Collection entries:
>> START

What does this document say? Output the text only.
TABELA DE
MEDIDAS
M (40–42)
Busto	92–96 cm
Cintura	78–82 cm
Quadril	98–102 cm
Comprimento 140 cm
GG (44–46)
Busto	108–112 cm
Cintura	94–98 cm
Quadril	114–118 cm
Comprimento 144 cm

>> END

DESCRIPTION OF THE TASK
List all lines holding the string "Comprimento".

SOLUTION TO THIS TASK
Comprimento 140 cm
Comprimento 144 cm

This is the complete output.